→ **Your objective**
In the data, change "eye-icon" to "visibility-icon" in the lines starting with the line with "- eye-icon[interactable]: [494, 433, 506, 441]" and going on through the line with "- blend-opacity-label: 100 %通常: [579, 124, 626, 136]", and leave everything else unchanged. Return only those lines.

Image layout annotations
>>>

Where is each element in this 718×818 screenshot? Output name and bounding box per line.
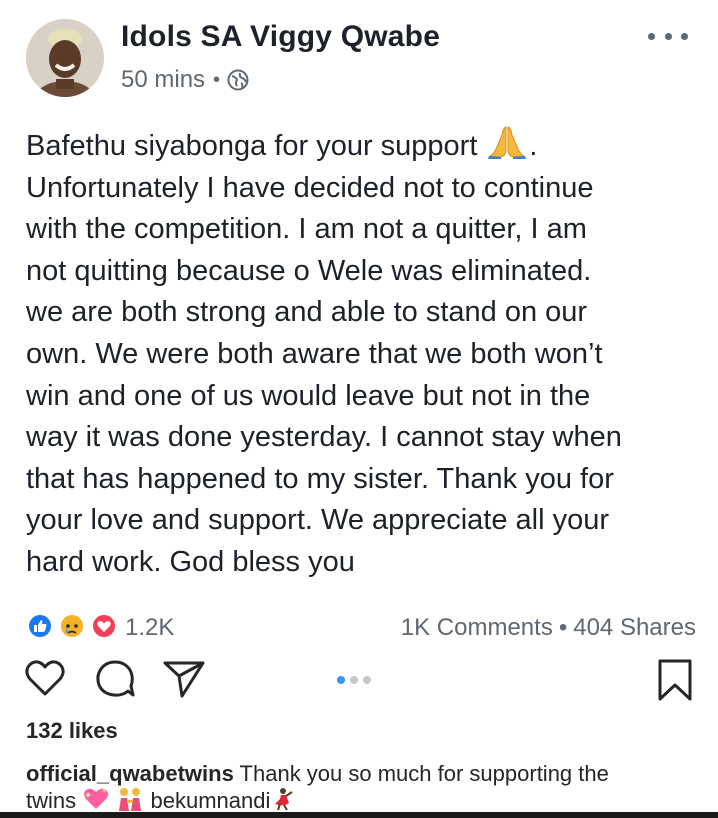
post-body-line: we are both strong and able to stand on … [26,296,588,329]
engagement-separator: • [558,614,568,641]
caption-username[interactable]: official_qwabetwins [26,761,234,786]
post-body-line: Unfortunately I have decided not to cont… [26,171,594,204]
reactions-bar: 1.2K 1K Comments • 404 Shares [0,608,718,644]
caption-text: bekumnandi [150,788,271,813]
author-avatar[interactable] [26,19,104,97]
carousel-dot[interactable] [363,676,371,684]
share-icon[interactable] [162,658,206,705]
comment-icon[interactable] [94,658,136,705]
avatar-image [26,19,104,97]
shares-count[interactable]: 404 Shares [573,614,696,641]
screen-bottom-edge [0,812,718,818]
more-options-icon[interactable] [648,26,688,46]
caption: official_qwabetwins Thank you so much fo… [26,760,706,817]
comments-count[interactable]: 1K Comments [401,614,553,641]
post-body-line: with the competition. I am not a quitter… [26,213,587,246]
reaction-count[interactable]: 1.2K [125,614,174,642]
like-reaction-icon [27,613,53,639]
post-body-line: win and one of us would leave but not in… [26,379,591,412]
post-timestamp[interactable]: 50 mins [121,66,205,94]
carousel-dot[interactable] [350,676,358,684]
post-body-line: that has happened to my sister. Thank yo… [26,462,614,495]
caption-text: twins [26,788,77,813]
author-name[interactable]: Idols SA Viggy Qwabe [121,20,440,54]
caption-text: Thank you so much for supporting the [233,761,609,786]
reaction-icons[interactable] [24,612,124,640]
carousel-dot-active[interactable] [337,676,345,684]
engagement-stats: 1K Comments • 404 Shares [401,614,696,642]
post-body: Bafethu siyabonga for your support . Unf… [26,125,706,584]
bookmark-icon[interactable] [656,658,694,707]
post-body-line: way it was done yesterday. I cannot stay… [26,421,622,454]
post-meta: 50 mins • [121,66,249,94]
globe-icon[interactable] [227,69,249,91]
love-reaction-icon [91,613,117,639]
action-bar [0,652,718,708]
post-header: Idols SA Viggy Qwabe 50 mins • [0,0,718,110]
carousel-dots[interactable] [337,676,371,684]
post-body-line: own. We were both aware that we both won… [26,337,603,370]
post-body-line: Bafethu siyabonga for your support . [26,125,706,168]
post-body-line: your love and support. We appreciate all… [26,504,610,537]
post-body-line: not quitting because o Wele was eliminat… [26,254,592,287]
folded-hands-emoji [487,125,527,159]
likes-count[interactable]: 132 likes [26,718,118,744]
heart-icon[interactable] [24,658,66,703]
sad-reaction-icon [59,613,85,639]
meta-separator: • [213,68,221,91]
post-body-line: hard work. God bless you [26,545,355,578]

<<<
>>>

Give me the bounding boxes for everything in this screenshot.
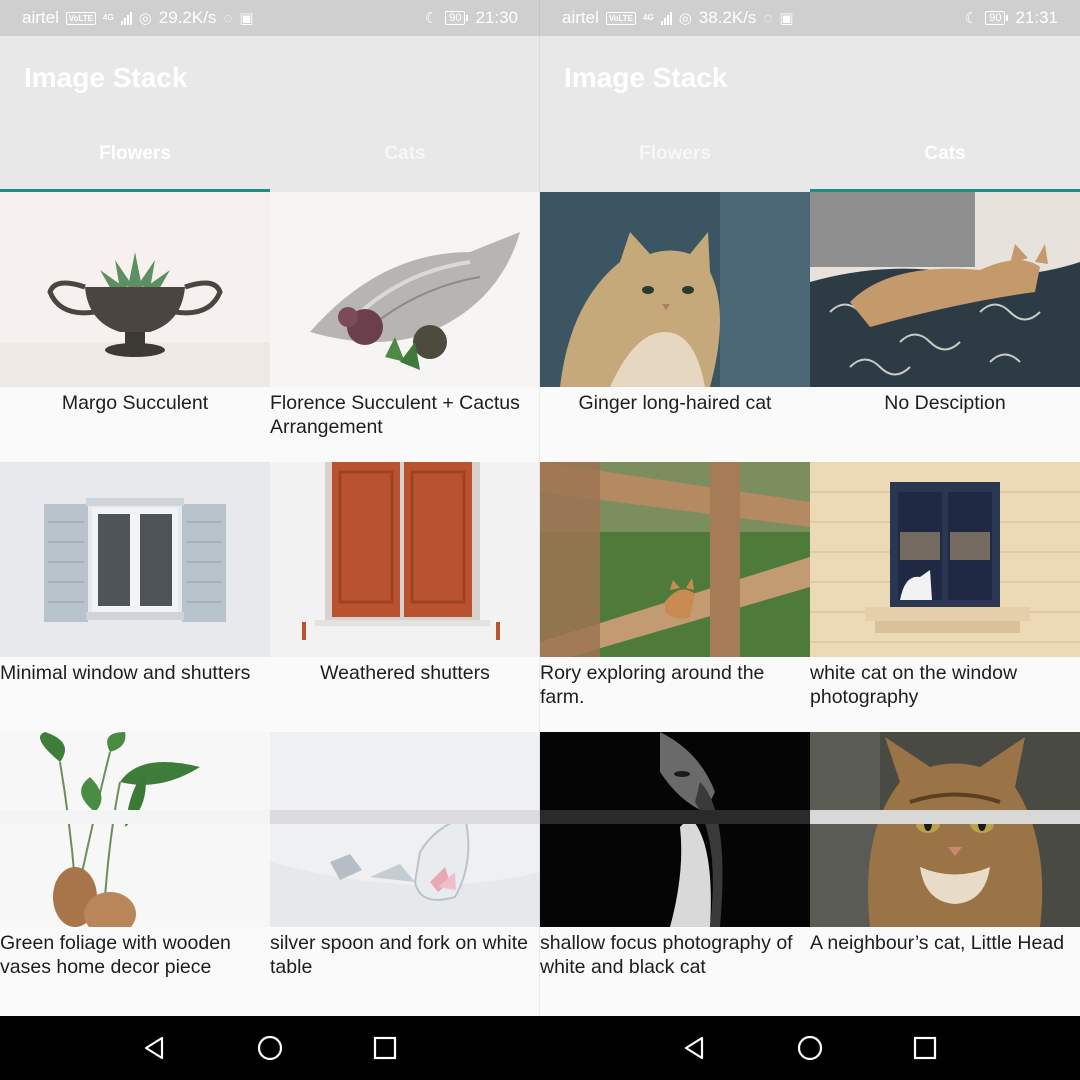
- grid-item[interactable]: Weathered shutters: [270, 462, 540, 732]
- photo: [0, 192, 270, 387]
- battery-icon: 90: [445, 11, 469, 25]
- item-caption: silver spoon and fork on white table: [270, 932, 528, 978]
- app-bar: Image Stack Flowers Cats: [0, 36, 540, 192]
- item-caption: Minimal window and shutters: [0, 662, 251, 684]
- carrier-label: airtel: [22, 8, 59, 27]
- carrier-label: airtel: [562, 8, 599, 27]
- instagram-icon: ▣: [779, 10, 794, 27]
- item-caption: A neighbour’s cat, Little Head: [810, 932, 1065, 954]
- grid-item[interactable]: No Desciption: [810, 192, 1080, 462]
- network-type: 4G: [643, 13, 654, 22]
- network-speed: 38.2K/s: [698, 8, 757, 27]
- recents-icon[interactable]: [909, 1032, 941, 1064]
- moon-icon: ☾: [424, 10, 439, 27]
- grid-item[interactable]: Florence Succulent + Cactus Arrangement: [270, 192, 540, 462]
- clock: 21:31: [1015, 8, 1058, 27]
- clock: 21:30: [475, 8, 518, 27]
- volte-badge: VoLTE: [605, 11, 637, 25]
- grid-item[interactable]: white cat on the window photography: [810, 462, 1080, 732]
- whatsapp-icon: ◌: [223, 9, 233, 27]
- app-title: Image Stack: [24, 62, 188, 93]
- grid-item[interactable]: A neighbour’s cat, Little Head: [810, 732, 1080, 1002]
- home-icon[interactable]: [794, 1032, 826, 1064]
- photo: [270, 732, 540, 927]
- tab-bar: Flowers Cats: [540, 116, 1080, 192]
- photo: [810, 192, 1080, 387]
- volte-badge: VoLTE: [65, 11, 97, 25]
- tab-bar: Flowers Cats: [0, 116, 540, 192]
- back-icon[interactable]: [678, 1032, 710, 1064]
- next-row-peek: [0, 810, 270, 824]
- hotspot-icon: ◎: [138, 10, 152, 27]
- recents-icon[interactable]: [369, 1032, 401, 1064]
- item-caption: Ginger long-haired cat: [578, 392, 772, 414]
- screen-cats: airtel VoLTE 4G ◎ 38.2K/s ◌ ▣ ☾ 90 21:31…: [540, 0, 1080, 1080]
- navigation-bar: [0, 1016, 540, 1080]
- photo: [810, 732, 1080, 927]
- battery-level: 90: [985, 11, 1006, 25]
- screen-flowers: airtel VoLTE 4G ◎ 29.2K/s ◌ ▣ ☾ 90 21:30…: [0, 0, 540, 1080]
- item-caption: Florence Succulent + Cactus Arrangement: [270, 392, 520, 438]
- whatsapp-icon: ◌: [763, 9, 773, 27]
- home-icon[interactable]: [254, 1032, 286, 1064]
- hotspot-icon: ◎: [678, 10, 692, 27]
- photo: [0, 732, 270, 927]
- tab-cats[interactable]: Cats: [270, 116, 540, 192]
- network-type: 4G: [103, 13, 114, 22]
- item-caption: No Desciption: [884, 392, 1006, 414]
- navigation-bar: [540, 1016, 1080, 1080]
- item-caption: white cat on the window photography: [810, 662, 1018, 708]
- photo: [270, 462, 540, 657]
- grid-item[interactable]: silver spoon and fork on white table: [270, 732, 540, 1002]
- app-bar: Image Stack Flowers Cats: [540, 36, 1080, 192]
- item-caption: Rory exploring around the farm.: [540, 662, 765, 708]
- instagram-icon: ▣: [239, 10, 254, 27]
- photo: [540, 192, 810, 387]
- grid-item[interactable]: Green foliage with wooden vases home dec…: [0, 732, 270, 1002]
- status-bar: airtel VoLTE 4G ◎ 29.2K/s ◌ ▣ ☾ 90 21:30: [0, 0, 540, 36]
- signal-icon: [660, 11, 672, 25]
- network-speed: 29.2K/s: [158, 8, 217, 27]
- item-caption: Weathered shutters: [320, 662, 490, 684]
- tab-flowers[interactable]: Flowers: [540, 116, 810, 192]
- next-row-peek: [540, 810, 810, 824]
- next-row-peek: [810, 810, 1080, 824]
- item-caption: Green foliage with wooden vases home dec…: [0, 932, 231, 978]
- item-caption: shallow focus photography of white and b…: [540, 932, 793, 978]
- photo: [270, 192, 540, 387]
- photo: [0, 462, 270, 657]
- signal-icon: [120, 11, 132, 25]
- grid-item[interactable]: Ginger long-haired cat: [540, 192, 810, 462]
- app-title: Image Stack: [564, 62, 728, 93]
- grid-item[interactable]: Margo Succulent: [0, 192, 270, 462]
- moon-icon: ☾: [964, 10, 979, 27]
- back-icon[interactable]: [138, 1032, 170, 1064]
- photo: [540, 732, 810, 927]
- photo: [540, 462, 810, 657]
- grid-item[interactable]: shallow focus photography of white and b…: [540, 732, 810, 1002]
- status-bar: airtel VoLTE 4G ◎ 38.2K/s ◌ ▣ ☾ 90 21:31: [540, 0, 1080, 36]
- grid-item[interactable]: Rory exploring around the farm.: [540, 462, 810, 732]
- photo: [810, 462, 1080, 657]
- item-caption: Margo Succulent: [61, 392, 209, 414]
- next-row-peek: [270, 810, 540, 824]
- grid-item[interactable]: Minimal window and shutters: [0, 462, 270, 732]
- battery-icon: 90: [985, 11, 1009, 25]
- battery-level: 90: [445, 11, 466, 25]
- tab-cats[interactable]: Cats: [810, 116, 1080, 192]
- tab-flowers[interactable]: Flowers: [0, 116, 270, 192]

<<<
>>>

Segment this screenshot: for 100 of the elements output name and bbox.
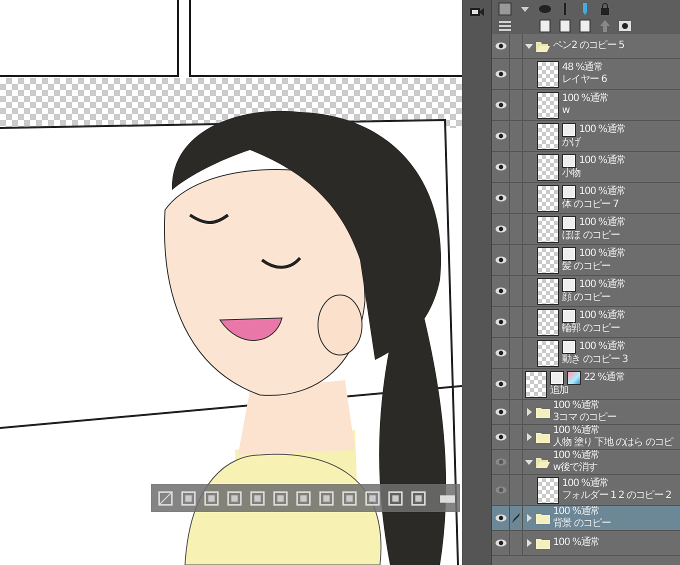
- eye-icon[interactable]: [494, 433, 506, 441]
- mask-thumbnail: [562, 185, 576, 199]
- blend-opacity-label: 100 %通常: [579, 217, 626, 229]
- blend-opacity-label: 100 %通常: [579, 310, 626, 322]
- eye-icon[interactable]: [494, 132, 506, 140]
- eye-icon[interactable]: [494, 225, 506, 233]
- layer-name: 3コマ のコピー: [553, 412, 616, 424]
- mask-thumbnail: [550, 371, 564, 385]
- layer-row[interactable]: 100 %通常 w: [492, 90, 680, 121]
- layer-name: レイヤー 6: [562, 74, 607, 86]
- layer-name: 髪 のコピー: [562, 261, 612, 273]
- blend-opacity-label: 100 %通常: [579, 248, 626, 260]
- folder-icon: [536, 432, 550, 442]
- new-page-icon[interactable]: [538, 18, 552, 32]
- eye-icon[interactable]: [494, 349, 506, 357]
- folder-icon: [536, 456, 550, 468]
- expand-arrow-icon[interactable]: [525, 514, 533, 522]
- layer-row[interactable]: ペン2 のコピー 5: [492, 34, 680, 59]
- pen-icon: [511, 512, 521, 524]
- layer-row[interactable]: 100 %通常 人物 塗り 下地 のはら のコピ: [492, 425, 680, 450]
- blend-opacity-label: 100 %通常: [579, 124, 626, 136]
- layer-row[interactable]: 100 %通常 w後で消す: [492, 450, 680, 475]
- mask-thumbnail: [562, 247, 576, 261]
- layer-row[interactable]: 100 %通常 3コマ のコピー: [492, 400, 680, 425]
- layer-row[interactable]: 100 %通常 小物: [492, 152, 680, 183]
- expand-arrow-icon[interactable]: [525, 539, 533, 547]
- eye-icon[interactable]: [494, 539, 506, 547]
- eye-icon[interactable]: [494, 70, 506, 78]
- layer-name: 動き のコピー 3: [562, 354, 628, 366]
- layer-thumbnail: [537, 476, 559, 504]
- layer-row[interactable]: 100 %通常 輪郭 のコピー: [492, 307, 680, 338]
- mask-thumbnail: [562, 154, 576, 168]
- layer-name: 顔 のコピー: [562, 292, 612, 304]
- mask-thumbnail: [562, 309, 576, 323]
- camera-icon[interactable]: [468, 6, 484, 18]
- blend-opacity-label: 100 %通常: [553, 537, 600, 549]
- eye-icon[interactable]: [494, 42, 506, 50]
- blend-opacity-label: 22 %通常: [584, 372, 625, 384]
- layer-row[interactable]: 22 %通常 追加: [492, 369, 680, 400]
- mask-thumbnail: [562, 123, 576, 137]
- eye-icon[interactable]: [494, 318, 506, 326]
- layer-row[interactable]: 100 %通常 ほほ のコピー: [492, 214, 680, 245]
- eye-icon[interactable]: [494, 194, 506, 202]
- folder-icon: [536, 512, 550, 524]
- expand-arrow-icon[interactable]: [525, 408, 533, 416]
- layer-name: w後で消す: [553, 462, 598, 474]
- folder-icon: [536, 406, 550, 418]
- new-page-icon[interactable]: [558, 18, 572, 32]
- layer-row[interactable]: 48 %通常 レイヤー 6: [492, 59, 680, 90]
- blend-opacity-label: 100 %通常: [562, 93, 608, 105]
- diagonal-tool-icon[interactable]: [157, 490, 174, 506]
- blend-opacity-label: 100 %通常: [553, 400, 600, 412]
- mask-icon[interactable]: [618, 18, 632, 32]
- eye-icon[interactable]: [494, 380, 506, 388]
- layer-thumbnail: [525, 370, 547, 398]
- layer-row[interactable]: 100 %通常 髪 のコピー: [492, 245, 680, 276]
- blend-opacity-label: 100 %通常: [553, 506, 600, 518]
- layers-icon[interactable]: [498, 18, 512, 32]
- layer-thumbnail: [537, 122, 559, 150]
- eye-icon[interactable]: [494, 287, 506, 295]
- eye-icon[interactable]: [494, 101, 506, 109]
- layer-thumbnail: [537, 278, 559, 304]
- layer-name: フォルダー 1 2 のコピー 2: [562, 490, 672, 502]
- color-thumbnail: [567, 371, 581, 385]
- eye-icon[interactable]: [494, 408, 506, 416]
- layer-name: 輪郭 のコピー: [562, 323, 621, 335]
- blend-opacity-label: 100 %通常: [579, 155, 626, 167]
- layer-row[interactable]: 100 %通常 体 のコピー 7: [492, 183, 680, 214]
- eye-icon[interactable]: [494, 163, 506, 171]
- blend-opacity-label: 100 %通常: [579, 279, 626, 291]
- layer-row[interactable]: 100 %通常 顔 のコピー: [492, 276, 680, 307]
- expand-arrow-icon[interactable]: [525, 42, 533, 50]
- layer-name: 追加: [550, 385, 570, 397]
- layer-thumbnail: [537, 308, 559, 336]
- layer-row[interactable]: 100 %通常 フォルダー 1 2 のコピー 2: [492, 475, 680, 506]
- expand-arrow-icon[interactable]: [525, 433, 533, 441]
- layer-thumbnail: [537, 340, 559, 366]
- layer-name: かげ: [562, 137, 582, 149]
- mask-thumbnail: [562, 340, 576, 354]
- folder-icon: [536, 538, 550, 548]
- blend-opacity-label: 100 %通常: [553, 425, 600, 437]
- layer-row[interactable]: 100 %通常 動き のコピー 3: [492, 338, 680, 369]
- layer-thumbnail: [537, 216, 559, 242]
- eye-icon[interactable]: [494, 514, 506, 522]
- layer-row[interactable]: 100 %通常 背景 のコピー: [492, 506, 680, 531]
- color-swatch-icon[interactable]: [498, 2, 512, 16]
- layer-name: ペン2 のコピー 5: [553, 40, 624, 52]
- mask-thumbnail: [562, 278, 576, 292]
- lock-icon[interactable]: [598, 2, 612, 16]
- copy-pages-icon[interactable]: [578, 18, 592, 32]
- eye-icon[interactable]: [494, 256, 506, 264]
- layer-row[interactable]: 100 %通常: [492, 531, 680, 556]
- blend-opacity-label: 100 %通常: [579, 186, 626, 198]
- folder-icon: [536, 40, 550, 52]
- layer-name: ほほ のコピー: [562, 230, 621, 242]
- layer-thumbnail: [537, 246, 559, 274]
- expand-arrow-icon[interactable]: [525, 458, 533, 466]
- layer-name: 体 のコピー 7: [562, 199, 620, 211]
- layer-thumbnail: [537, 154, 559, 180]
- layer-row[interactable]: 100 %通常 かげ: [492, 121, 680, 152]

<<<

→ **Reply to the task**
- visibility-icon[interactable]: [494, 433, 506, 441]
- mask-thumbnail: [562, 185, 576, 199]
- blend-opacity-label: 100 %通常: [579, 217, 626, 229]
- blend-opacity-label: 100 %通常: [579, 310, 626, 322]
- visibility-icon[interactable]: [494, 132, 506, 140]
- visibility-icon[interactable]: [494, 225, 506, 233]
- layer-name: 3コマ のコピー: [553, 412, 616, 424]
- mask-thumbnail: [550, 371, 564, 385]
- layer-row[interactable]: 100 %通常 w: [492, 90, 680, 121]
- layer-name: レイヤー 6: [562, 74, 607, 86]
- layer-name: 髪 のコピー: [562, 261, 612, 273]
- blend-opacity-label: 100 %通常: [579, 248, 626, 260]
- folder-icon: [536, 432, 550, 442]
- new-page-icon[interactable]: [538, 18, 552, 32]
- visibility-icon[interactable]: [494, 349, 506, 357]
- folder-icon: [536, 456, 550, 468]
- expand-arrow-icon[interactable]: [525, 514, 533, 522]
- layer-row[interactable]: ペン2 のコピー 5: [492, 34, 680, 59]
- pen-icon: [511, 512, 521, 524]
- layer-row[interactable]: 100 %通常 人物 塗り 下地 のはら のコピ: [492, 425, 680, 450]
- blend-opacity-label: 100 %通常: [579, 124, 626, 136]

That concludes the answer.